What is asked: For the records that follow, return only the count of lines containing the string "screenshot".

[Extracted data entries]
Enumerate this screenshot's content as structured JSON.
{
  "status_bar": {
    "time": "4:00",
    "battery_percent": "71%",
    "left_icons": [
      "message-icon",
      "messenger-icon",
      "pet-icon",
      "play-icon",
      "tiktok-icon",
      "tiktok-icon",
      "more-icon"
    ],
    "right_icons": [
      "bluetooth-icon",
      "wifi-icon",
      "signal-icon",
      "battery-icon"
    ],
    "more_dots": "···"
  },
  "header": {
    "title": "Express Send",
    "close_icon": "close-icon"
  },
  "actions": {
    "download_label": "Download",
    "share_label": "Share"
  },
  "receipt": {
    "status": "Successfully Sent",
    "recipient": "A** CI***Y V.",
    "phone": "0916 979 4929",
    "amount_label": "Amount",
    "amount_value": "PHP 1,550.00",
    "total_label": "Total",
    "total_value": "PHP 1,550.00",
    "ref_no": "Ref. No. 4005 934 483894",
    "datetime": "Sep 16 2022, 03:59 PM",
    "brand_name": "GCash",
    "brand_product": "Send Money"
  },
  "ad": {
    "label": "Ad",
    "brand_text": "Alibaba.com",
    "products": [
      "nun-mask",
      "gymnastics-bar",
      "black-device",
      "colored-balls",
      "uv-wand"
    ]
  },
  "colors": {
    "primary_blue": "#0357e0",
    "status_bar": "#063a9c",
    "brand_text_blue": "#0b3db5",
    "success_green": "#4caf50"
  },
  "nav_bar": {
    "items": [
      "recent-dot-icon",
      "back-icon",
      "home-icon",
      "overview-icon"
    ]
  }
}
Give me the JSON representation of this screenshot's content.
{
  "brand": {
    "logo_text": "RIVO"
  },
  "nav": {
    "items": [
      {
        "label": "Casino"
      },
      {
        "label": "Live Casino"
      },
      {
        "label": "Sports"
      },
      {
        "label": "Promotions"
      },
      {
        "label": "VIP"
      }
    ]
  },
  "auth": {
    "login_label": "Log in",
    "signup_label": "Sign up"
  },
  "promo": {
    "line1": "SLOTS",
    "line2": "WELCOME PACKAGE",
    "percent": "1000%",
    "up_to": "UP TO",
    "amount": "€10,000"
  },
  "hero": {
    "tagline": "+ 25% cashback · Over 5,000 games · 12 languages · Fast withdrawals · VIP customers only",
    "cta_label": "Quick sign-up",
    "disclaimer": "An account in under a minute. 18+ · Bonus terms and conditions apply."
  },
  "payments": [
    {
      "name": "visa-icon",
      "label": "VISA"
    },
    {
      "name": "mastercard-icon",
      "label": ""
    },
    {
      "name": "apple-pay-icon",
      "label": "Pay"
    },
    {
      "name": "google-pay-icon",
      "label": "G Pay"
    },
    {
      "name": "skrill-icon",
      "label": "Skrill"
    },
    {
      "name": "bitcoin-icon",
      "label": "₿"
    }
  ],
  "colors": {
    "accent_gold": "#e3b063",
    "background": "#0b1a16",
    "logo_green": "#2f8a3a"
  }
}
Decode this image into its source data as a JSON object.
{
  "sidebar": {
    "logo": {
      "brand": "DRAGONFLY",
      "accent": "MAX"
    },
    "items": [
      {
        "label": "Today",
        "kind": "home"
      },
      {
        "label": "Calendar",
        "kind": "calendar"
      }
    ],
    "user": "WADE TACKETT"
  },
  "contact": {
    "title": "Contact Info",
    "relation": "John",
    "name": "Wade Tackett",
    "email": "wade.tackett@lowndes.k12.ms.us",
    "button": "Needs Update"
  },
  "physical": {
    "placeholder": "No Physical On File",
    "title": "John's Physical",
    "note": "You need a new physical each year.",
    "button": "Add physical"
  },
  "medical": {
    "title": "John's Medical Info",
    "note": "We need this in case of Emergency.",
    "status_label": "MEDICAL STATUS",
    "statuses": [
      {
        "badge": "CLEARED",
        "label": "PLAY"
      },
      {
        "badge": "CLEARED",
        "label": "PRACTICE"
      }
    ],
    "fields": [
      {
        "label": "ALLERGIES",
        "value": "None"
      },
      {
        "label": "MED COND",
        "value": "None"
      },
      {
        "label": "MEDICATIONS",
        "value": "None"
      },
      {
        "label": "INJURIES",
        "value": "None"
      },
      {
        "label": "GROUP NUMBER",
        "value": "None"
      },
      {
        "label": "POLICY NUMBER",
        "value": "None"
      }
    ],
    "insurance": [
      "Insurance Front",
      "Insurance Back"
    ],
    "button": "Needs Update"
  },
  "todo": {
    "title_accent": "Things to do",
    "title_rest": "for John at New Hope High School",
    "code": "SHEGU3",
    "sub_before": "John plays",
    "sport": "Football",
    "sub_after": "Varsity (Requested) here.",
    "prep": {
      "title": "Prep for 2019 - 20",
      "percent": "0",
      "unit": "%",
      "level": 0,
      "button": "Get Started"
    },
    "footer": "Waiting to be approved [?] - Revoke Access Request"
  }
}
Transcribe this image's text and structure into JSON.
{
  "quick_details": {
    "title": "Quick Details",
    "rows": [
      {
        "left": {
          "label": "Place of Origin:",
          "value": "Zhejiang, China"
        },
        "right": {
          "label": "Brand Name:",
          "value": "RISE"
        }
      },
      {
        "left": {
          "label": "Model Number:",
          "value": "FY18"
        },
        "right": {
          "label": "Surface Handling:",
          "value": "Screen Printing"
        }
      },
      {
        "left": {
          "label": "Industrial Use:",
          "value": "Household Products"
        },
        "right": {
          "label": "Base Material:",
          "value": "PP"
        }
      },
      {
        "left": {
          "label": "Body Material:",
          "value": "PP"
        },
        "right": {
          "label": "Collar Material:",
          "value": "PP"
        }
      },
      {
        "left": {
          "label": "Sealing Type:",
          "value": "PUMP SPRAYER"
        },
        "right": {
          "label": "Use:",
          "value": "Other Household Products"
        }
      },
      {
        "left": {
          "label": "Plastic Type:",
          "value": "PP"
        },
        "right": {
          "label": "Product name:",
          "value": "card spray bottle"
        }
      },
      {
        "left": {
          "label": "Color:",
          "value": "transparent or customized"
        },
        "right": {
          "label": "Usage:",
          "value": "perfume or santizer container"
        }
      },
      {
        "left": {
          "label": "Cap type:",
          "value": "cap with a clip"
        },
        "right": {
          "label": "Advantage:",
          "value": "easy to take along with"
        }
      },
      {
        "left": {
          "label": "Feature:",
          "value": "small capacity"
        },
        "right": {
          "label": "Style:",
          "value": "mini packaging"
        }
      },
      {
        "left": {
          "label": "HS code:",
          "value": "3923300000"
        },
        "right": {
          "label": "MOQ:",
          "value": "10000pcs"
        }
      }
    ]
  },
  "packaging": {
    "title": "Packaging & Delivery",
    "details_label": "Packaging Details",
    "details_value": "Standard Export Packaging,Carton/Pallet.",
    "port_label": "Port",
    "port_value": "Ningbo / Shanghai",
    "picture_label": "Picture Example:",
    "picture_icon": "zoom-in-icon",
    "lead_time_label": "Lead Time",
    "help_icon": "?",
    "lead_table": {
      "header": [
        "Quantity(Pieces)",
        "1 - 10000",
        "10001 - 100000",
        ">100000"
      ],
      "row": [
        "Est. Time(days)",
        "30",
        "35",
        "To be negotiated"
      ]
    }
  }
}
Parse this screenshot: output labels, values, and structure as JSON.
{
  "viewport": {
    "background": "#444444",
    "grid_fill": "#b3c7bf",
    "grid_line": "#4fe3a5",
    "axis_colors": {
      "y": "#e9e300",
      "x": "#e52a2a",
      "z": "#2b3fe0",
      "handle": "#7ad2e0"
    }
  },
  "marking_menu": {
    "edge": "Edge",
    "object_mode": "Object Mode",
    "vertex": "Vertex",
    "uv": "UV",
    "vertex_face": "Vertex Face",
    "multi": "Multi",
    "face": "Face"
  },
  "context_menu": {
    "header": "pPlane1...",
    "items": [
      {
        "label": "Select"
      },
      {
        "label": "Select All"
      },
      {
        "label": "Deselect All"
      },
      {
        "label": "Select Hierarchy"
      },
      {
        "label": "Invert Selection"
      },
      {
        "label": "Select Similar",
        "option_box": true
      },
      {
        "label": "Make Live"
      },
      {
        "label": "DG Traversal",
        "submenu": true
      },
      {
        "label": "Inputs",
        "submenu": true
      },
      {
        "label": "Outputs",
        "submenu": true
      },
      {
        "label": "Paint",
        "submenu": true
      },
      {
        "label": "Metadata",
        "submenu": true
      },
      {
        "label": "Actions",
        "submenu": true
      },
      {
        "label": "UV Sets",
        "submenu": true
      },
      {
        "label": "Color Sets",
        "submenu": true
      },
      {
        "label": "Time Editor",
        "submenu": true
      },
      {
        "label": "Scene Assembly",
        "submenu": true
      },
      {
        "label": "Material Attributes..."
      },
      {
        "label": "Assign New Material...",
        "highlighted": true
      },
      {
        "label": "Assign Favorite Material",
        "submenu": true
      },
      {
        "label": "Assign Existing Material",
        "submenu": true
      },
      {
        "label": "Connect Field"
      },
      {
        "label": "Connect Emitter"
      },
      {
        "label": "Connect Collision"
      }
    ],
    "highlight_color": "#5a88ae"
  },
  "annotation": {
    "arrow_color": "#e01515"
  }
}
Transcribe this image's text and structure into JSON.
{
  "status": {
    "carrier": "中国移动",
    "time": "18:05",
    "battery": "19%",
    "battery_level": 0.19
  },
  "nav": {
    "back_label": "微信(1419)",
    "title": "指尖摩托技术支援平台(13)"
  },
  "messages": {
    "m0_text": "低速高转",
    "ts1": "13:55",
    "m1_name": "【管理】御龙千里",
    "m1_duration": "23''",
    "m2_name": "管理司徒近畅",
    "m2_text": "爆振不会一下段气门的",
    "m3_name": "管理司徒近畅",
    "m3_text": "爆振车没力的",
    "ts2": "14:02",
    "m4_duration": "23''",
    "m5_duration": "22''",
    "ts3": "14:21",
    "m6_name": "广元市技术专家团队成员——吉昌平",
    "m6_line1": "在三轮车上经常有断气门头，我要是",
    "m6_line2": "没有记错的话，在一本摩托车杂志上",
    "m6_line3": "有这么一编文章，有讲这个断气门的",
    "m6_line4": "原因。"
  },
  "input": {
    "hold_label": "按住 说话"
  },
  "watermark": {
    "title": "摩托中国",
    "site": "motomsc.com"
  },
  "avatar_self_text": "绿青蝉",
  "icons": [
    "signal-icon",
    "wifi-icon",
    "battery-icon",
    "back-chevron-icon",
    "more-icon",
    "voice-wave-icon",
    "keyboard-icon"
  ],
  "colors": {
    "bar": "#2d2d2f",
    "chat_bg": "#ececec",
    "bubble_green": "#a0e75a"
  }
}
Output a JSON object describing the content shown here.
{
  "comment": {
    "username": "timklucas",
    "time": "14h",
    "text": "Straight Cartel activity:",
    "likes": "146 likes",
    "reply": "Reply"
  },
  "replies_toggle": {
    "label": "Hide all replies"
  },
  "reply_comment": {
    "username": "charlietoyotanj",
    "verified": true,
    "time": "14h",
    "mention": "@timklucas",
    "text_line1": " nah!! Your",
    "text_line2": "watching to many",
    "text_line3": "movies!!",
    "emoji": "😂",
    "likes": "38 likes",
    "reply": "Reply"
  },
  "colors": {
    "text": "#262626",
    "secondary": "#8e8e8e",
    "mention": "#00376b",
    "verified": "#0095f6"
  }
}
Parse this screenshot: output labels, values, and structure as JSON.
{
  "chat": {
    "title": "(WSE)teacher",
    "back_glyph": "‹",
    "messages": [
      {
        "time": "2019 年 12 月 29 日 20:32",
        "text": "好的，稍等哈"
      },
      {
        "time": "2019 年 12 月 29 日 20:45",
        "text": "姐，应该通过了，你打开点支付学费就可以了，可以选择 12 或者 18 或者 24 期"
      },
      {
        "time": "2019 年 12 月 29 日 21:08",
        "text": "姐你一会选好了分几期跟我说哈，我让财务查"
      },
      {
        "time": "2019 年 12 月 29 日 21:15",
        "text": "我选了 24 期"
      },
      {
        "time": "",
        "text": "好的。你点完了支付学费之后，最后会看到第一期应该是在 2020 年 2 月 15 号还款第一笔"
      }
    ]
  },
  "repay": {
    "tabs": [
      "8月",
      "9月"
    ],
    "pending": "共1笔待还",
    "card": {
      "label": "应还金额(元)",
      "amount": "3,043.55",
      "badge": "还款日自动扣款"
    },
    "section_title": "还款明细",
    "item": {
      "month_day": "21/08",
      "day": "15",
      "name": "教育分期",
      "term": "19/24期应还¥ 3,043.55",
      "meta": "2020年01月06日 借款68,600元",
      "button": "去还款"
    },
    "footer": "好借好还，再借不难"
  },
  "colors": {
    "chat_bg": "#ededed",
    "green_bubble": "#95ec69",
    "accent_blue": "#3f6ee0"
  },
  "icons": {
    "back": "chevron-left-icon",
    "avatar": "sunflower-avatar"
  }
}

Task solution: 4